━━━━━ LISTED ENTRIES ━━━━━

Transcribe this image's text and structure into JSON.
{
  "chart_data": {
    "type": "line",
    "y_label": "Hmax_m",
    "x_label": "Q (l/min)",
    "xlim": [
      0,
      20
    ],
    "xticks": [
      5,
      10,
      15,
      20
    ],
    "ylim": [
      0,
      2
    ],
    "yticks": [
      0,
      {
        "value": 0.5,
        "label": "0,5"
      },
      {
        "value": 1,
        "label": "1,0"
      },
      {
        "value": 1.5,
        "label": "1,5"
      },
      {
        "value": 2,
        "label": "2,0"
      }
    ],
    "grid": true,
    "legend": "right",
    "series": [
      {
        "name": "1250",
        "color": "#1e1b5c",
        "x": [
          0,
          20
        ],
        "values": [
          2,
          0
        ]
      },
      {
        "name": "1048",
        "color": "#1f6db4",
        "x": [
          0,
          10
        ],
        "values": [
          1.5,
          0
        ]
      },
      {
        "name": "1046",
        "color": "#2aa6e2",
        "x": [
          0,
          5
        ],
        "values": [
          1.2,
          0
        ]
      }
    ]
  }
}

━━━━━

▸ TASK DIRECTIONS: Output an exact copy of each record.

▸ WORKED SOLUTION:
Transcribe this image's text and structure into JSON.
{
  "chart_data": {
    "type": "line",
    "y_label": "Hmax_m",
    "x_label": "Q (l/min)",
    "xlim": [
      0,
      20
    ],
    "xticks": [
      5,
      10,
      15,
      20
    ],
    "ylim": [
      0,
      2
    ],
    "yticks": [
      0,
      {
        "value": 0.5,
        "label": "0,5"
      },
      {
        "value": 1,
        "label": "1,0"
      },
      {
        "value": 1.5,
        "label": "1,5"
      },
      {
        "value": 2,
        "label": "2,0"
      }
    ],
    "grid": true,
    "legend": "right",
    "series": [
      {
        "name": "1250",
        "color": "#1e1b5c",
        "x": [
          0,
          20
        ],
        "values": [
          2,
          0
        ]
      },
      {
        "name": "1048",
        "color": "#1f6db4",
        "x": [
          0,
          10
        ],
        "values": [
          1.5,
          0
        ]
      },
      {
        "name": "1046",
        "color": "#2aa6e2",
        "x": [
          0,
          5
        ],
        "values": [
          1.2,
          0
        ]
      }
    ]
  }
}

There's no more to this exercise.